Stored dataset items:
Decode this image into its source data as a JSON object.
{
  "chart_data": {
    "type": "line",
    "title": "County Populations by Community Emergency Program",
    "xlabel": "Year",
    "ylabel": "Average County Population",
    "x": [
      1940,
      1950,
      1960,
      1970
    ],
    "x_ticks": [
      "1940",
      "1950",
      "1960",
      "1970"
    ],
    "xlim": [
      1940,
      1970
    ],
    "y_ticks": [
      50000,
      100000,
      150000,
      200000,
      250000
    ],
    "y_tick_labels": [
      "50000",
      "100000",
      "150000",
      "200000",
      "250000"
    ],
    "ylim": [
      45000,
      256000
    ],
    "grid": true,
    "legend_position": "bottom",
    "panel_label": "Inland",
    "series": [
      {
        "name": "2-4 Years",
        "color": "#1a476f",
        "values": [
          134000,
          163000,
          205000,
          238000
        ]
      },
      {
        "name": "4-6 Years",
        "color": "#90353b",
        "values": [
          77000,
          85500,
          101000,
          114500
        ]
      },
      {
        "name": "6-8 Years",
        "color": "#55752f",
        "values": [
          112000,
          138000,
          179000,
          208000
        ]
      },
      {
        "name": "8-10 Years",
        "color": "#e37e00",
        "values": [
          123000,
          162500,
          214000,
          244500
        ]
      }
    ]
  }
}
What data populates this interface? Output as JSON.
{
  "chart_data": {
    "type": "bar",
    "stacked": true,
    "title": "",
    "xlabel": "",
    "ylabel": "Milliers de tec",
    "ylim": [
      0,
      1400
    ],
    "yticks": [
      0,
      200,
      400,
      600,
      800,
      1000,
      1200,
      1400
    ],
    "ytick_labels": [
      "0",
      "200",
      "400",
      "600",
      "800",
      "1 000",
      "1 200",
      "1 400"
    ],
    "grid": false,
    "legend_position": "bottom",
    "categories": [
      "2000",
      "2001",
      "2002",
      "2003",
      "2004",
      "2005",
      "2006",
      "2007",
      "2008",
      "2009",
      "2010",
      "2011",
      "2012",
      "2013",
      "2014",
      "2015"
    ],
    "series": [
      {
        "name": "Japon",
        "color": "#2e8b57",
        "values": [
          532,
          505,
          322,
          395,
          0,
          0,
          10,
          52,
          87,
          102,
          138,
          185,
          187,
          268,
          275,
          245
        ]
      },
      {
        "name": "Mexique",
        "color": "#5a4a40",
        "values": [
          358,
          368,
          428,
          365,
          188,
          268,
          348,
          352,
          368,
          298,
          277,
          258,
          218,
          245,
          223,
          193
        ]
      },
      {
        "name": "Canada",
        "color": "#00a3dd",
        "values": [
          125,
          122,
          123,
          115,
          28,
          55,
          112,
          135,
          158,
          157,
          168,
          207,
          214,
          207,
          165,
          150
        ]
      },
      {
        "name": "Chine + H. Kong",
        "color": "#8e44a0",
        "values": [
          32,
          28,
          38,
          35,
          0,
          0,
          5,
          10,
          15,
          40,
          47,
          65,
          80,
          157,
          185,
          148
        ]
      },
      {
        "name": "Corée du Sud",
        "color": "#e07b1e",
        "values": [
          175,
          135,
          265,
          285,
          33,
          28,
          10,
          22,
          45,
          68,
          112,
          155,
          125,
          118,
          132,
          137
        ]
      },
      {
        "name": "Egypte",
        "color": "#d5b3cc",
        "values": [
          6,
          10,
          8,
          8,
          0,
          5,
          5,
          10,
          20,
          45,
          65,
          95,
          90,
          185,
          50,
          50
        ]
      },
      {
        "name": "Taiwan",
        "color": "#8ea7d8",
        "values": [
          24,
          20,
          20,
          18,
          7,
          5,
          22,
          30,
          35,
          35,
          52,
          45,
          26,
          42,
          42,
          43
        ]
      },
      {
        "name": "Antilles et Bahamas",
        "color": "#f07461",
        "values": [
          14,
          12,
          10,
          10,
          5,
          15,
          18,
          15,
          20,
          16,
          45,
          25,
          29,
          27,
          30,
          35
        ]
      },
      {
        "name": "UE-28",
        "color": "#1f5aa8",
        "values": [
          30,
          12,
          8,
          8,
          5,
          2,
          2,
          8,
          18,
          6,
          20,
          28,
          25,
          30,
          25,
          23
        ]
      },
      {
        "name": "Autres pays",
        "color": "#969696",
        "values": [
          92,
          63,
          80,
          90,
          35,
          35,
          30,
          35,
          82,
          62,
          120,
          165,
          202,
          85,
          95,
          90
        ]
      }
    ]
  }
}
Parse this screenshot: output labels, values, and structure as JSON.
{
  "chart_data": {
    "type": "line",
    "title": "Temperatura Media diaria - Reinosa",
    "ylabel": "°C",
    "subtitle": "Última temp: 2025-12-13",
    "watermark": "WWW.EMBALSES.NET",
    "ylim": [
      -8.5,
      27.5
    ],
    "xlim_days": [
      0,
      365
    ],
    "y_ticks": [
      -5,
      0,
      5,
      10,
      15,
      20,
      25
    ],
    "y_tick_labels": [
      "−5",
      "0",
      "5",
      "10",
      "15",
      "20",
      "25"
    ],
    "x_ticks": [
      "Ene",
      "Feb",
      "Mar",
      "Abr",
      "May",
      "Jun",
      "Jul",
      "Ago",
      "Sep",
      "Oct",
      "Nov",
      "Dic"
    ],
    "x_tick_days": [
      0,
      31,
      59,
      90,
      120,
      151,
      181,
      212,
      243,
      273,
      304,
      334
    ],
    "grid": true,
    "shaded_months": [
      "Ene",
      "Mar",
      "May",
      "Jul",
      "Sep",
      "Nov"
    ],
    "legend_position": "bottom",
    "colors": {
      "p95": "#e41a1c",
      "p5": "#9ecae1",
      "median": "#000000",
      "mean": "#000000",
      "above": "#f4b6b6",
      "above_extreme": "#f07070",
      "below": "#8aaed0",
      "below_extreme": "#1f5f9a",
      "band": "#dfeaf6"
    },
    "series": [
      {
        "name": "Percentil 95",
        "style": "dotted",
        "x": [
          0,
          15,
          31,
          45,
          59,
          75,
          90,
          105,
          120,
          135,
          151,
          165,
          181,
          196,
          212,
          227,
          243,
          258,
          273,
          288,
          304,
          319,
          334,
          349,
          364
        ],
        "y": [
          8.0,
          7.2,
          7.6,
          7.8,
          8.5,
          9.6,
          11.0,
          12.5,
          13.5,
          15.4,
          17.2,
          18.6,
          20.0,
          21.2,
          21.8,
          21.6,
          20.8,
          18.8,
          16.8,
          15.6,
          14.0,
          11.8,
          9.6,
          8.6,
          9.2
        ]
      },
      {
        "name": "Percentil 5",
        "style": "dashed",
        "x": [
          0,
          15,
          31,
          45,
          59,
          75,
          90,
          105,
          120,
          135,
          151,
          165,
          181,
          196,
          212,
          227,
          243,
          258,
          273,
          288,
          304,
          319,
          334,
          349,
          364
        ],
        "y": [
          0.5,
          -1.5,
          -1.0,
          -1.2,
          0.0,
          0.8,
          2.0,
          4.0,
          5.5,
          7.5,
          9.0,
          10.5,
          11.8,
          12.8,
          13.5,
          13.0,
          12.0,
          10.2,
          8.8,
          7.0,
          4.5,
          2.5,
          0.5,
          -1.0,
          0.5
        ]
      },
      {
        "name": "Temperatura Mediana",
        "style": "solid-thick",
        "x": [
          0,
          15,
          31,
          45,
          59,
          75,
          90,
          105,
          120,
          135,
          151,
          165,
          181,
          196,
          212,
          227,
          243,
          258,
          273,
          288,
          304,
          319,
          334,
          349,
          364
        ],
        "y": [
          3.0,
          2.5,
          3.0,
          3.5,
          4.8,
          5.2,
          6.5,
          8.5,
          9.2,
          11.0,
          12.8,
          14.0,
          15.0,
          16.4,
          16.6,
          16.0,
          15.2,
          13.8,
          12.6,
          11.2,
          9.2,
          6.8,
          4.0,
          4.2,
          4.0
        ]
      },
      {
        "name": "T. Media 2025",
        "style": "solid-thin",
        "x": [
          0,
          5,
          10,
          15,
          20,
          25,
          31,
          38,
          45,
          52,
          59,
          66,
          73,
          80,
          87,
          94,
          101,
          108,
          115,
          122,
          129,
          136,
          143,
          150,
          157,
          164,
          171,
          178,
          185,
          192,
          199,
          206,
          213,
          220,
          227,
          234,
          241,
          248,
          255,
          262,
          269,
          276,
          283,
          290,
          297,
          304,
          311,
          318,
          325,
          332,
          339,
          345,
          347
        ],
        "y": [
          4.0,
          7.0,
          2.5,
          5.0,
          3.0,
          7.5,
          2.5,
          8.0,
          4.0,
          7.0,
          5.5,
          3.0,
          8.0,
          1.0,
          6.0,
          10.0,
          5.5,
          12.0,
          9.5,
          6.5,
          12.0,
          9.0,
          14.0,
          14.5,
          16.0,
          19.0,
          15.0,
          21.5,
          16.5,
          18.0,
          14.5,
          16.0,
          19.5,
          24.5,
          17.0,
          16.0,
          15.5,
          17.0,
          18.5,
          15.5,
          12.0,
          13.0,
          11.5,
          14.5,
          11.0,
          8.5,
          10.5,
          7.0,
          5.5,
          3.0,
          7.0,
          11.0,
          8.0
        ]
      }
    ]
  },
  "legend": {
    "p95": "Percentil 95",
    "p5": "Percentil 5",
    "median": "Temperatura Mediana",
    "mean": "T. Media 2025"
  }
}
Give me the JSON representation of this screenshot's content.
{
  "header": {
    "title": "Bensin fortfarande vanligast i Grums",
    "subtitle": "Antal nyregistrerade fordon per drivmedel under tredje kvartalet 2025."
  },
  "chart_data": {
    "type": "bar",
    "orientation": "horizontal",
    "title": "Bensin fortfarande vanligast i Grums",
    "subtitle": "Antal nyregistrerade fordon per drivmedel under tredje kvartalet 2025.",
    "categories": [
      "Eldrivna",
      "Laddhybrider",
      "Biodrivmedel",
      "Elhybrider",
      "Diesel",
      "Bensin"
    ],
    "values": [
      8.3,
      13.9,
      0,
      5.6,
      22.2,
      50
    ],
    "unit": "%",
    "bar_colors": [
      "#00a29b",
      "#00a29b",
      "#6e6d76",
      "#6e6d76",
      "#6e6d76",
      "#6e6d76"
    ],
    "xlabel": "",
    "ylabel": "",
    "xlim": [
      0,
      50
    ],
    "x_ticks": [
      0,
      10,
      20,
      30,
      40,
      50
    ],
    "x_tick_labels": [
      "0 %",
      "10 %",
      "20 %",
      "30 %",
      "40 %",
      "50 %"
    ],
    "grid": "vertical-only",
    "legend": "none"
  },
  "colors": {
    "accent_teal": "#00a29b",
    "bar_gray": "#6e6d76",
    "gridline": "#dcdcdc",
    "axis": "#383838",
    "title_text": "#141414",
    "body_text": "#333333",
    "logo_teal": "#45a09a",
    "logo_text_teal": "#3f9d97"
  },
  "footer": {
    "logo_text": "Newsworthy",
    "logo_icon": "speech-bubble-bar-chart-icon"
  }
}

## Direction:
Across the entries, how many lines contain "Temperatura"? Reply with the number only.

## Solution:
3